Exercise aim => Below are the records; restate all of them exactly.
........
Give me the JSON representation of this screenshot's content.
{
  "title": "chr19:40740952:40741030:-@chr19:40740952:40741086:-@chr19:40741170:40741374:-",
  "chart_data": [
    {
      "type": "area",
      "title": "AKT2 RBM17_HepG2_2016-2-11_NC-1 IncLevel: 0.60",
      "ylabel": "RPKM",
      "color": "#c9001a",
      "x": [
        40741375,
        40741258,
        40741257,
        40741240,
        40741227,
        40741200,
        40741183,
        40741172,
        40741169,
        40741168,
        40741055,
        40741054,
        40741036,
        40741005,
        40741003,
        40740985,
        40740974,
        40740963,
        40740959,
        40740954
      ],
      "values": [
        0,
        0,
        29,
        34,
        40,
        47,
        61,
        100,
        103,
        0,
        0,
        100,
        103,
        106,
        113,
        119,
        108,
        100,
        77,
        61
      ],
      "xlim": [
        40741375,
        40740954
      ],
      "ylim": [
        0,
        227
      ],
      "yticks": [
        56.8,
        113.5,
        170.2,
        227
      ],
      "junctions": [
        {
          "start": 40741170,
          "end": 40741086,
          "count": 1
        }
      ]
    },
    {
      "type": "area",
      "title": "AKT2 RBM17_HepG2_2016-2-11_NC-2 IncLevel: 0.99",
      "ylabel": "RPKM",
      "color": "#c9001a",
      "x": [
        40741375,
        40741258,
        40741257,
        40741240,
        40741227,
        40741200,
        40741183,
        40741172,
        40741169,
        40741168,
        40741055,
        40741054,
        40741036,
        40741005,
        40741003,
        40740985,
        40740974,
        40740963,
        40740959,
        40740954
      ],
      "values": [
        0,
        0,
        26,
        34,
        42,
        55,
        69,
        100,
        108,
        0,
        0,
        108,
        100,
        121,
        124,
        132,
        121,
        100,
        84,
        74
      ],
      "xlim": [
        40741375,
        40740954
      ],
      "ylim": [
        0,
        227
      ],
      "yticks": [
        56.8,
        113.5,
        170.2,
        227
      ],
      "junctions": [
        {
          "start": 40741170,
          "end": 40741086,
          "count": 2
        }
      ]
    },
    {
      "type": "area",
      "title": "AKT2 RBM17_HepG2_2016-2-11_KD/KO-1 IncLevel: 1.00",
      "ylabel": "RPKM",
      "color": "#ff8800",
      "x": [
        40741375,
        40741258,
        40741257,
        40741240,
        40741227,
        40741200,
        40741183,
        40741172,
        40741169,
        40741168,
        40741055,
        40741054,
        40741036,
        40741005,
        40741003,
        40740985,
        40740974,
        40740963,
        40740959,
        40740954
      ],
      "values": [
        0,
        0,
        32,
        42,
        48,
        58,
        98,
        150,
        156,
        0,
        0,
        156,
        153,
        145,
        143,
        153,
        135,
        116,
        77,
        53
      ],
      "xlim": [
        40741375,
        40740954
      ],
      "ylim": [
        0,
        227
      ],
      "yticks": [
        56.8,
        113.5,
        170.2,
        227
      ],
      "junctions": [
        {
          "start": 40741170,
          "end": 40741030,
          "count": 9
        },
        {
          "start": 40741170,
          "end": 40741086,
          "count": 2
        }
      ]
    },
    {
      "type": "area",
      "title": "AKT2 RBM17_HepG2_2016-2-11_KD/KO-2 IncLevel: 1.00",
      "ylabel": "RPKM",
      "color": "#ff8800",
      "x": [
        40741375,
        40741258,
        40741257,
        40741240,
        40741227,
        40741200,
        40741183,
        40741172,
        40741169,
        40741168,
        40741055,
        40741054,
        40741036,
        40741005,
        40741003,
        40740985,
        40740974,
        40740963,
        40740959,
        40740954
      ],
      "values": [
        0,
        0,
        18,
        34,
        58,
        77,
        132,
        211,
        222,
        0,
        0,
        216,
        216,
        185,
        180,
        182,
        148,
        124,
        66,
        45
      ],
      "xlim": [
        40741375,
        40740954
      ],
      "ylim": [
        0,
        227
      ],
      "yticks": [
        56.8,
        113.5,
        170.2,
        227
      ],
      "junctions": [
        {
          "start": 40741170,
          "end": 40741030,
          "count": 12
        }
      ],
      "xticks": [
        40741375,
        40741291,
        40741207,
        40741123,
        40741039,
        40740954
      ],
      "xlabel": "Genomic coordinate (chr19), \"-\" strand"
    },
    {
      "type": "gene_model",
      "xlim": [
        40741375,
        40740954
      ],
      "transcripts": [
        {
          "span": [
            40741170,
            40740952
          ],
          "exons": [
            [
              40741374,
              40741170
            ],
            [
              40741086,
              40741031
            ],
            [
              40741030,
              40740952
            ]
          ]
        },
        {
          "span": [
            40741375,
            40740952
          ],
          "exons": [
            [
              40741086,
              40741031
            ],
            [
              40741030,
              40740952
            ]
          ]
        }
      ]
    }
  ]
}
........
The completed task =>
Give me the JSON representation of this screenshot's content.
{
  "title": "chr19:40740952:40741030:-@chr19:40740952:40741086:-@chr19:40741170:40741374:-",
  "chart_data": [
    {
      "type": "area",
      "title": "AKT2 RBM17_HepG2_2016-2-11_NC-1 IncLevel: 0.60",
      "ylabel": "RPKM",
      "color": "#c9001a",
      "x": [
        40741375,
        40741258,
        40741257,
        40741240,
        40741227,
        40741200,
        40741183,
        40741172,
        40741169,
        40741168,
        40741055,
        40741054,
        40741036,
        40741005,
        40741003,
        40740985,
        40740974,
        40740963,
        40740959,
        40740954
      ],
      "values": [
        0,
        0,
        29,
        34,
        40,
        47,
        61,
        100,
        103,
        0,
        0,
        100,
        103,
        106,
        113,
        119,
        108,
        100,
        77,
        61
      ],
      "xlim": [
        40741375,
        40740954
      ],
      "ylim": [
        0,
        227
      ],
      "yticks": [
        56.8,
        113.5,
        170.2,
        227
      ],
      "junctions": [
        {
          "start": 40741170,
          "end": 40741086,
          "count": 1
        }
      ]
    },
    {
      "type": "area",
      "title": "AKT2 RBM17_HepG2_2016-2-11_NC-2 IncLevel: 0.99",
      "ylabel": "RPKM",
      "color": "#c9001a",
      "x": [
        40741375,
        40741258,
        40741257,
        40741240,
        40741227,
        40741200,
        40741183,
        40741172,
        40741169,
        40741168,
        40741055,
        40741054,
        40741036,
        40741005,
        40741003,
        40740985,
        40740974,
        40740963,
        40740959,
        40740954
      ],
      "values": [
        0,
        0,
        26,
        34,
        42,
        55,
        69,
        100,
        108,
        0,
        0,
        108,
        100,
        121,
        124,
        132,
        121,
        100,
        84,
        74
      ],
      "xlim": [
        40741375,
        40740954
      ],
      "ylim": [
        0,
        227
      ],
      "yticks": [
        56.8,
        113.5,
        170.2,
        227
      ],
      "junctions": [
        {
          "start": 40741170,
          "end": 40741086,
          "count": 2
        }
      ]
    },
    {
      "type": "area",
      "title": "AKT2 RBM17_HepG2_2016-2-11_KD/KO-1 IncLevel: 1.00",
      "ylabel": "RPKM",
      "color": "#ff8800",
      "x": [
        40741375,
        40741258,
        40741257,
        40741240,
        40741227,
        40741200,
        40741183,
        40741172,
        40741169,
        40741168,
        40741055,
        40741054,
        40741036,
        40741005,
        40741003,
        40740985,
        40740974,
        40740963,
        40740959,
        40740954
      ],
      "values": [
        0,
        0,
        32,
        42,
        48,
        58,
        98,
        150,
        156,
        0,
        0,
        156,
        153,
        145,
        143,
        153,
        135,
        116,
        77,
        53
      ],
      "xlim": [
        40741375,
        40740954
      ],
      "ylim": [
        0,
        227
      ],
      "yticks": [
        56.8,
        113.5,
        170.2,
        227
      ],
      "junctions": [
        {
          "start": 40741170,
          "end": 40741030,
          "count": 9
        },
        {
          "start": 40741170,
          "end": 40741086,
          "count": 2
        }
      ]
    },
    {
      "type": "area",
      "title": "AKT2 RBM17_HepG2_2016-2-11_KD/KO-2 IncLevel: 1.00",
      "ylabel": "RPKM",
      "color": "#ff8800",
      "x": [
        40741375,
        40741258,
        40741257,
        40741240,
        40741227,
        40741200,
        40741183,
        40741172,
        40741169,
        40741168,
        40741055,
        40741054,
        40741036,
        40741005,
        40741003,
        40740985,
        40740974,
        40740963,
        40740959,
        40740954
      ],
      "values": [
        0,
        0,
        18,
        34,
        58,
        77,
        132,
        211,
        222,
        0,
        0,
        216,
        216,
        185,
        180,
        182,
        148,
        124,
        66,
        45
      ],
      "xlim": [
        40741375,
        40740954
      ],
      "ylim": [
        0,
        227
      ],
      "yticks": [
        56.8,
        113.5,
        170.2,
        227
      ],
      "junctions": [
        {
          "start": 40741170,
          "end": 40741030,
          "count": 12
        }
      ],
      "xticks": [
        40741375,
        40741291,
        40741207,
        40741123,
        40741039,
        40740954
      ],
      "xlabel": "Genomic coordinate (chr19), \"-\" strand"
    },
    {
      "type": "gene_model",
      "xlim": [
        40741375,
        40740954
      ],
      "transcripts": [
        {
          "span": [
            40741170,
            40740952
          ],
          "exons": [
            [
              40741374,
              40741170
            ],
            [
              40741086,
              40741031
            ],
            [
              40741030,
              40740952
            ]
          ]
        },
        {
          "span": [
            40741375,
            40740952
          ],
          "exons": [
            [
              40741086,
              40741031
            ],
            [
              40741030,
              40740952
            ]
          ]
        }
      ]
    }
  ]
}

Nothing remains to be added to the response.